◆ Written problem 1 ◆
In the blog post, how would you translate the sentence "I bought only 20 books today (last year I bought twice that on opening day)." into Spanish?
◆ Written problem 2 ◆
Can you print the stretch of the blog post from "Quite apart from" through "I found this.", word for word?
-- Begin Passage --
I just finished my first Dorothy L. Sayers book, the first of her many mysteries starring an eccentric crime-solving aristocrat and his manservant-by-day, expert-photog-by-night valet. Imagine if Wooster and Jeeves went around solving mysteries, except Wooster was only pretending to be an ass, and there you have Lord Peter Wimsey and his butler, Bunter.

Quite apart from the quirky dialogue, puzzling plot and endearingly open-hearted discussions between Lord Peter and his policeman friend, this book is worth reading because the main character is a book hound. All through the novel he's sending his butler off to auctions to pick up rare editions for him, and Sayers thoughtfully includes footnotes for the reader which give details about the books requested, and whether Lord Peter was able to acquire them or not. As a book lover myself, I cannot express how satisfying I found this.

Pick this up if you've finished all the Miss Marple books and you're still hankering for a head-scratcher to eat up an afternoon.

Sale report

I bought only 20 books today (last year I bought twice that on opening day). There are fewer options this year, and very few boxes of books stuffed under the tables. We only spotted a couple of book sharks, and people were only rude and tense in the sci-fi/fantasy section. (There tend to be a lot more blank, menacing stares and blatant poaching in that section on any day.)

Anyhow, I am happy with my smaller haul. My best find of the day: Whose Body? by Dorothy L. Sayers. Mystery lovers will know this as the first of her Lord Peter Wimsey books, but when I first saw it I thought it might be a hysterically inappropriate children's story.

I also found The Fairy Tales of Oscar Wilde, a literary analysis of the Narnia books, The More Than Complete Hitchhiker's Guide (for $1!), and an L.M. Montgomery book I've never seen before which doesn't even appear to be about a wistful orphan. Score!

A thousand foam-covered typewriters

Last night I dreamed I'd been bitten by a rabid monkey. At the end of the dream, I had to lock myself in a room full of the little bastards in order to be eaten alive, thus preventing myself from becoming a rabid danger to those around me (and neatly disposing of my body -- eco-conscious!). I had this dream over and over: each time it ended with me running into the monkey room, turning the lock (to prevent my friends from rescuing me), and slooowly turning around to face the roomful of desperate, foamy little monkey heads.
-- End Passage --
-- Begin Stored data --
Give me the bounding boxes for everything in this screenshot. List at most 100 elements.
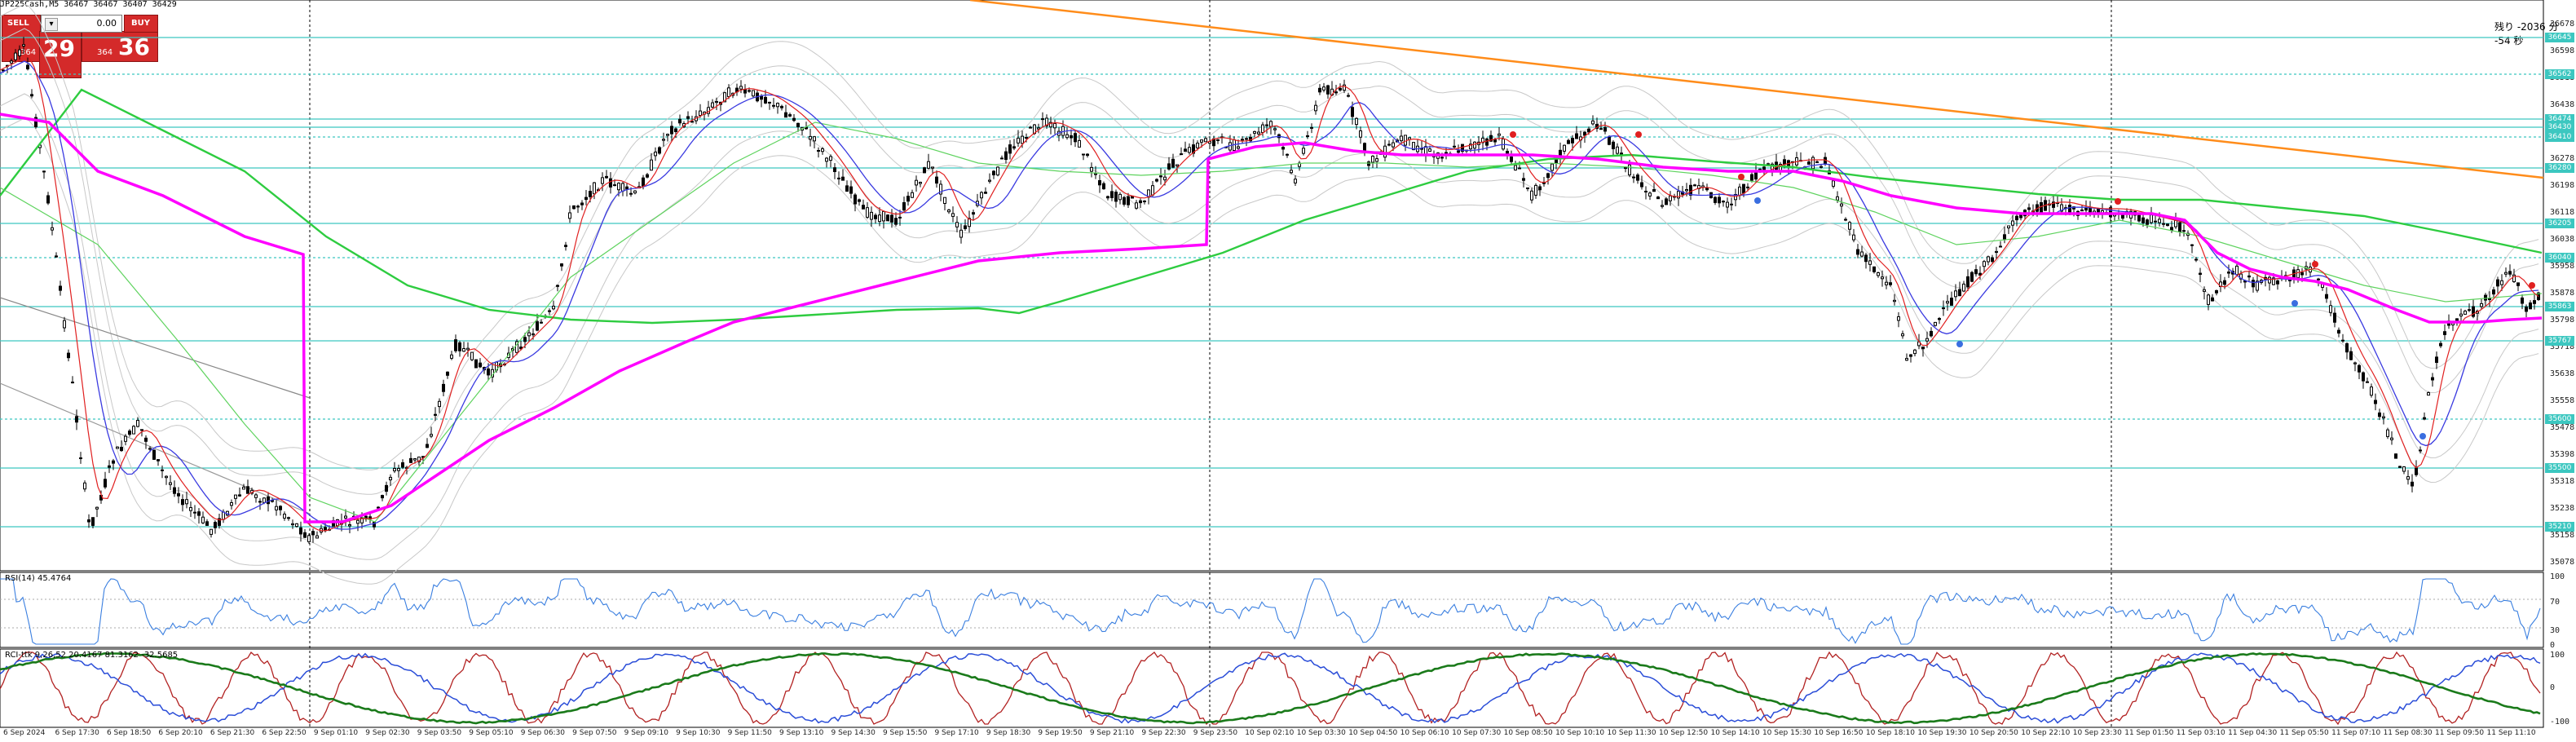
-- End Stored data --
◆ Response 1 ◆
Hoy compré solo 20 libros (el año pasado compré el doble el día de la inauguración).

◆ Response 2 ◆
Quite apart from the quirky dialogue, puzzling plot and endearingly open-hearted discussions between Lord Peter and his policeman friend, this book is worth reading because the main character is a book hound. All through the novel he's sending his butler off to auctions to pick up rare editions for him, and Sayers thoughtfully includes footnotes for the reader which give details about the books requested, and whether Lord Peter was able to acquire them or not. As a book lover myself, I cannot express how satisfying I found this.